Exercise> Reproduce every entry that follows word for word, but omit the images.

Data excerpts>
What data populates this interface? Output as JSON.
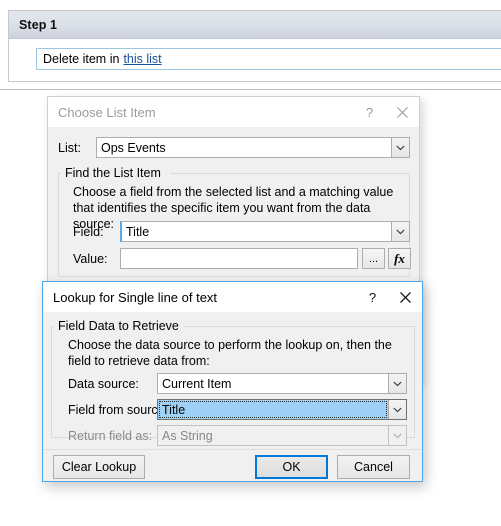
{
  "step_panel": {
    "title": "Step 1",
    "sentence_prefix": "Delete item in",
    "sentence_link": "this list"
  },
  "choose_list_item_dialog": {
    "title": "Choose List Item",
    "help_button": "?",
    "close_button": "✕",
    "list_label": "List:",
    "list_value": "Ops Events",
    "group_legend": "Find the List Item",
    "help_text": "Choose a field from the selected list and a matching value that identifies the specific item you want from the data source:",
    "field_label": "Field:",
    "field_value": "Title",
    "value_label": "Value:",
    "value_value": "",
    "ellipsis_button": "...",
    "fx_button": "fx"
  },
  "lookup_dialog": {
    "title": "Lookup for Single line of text",
    "help_button": "?",
    "close_button": "✕",
    "group_legend": "Field Data to Retrieve",
    "help_text": "Choose the data source to perform the lookup on, then the field to retrieve data from:",
    "data_source_label": "Data source:",
    "data_source_value": "Current Item",
    "field_from_source_label": "Field from source:",
    "field_from_source_value": "Title",
    "return_field_as_label": "Return field as:",
    "return_field_as_value": "As String",
    "clear_lookup_button": "Clear Lookup",
    "ok_button": "OK",
    "cancel_button": "Cancel"
  },
  "colors": {
    "accent_blue": "#0078d7",
    "active_window_border": "#4ca6e8",
    "selection_blue": "#9ed1f5",
    "link_blue": "#1a4f9c",
    "dialog_face": "#f0f0f0"
  }
}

Solution to this problem>
What data populates this interface? Output as JSON.
{
  "step_panel": {
    "title": "Step 1",
    "sentence_prefix": "Delete item in",
    "sentence_link": "this list"
  },
  "choose_list_item_dialog": {
    "title": "Choose List Item",
    "help_button": "?",
    "close_button": "✕",
    "list_label": "List:",
    "list_value": "Ops Events",
    "group_legend": "Find the List Item",
    "help_text": "Choose a field from the selected list and a matching value that identifies the specific item you want from the data source:",
    "field_label": "Field:",
    "field_value": "Title",
    "value_label": "Value:",
    "value_value": "",
    "ellipsis_button": "...",
    "fx_button": "fx"
  },
  "lookup_dialog": {
    "title": "Lookup for Single line of text",
    "help_button": "?",
    "close_button": "✕",
    "group_legend": "Field Data to Retrieve",
    "help_text": "Choose the data source to perform the lookup on, then the field to retrieve data from:",
    "data_source_label": "Data source:",
    "data_source_value": "Current Item",
    "field_from_source_label": "Field from source:",
    "field_from_source_value": "Title",
    "return_field_as_label": "Return field as:",
    "return_field_as_value": "As String",
    "clear_lookup_button": "Clear Lookup",
    "ok_button": "OK",
    "cancel_button": "Cancel"
  },
  "colors": {
    "accent_blue": "#0078d7",
    "active_window_border": "#4ca6e8",
    "selection_blue": "#9ed1f5",
    "link_blue": "#1a4f9c",
    "dialog_face": "#f0f0f0"
  }
}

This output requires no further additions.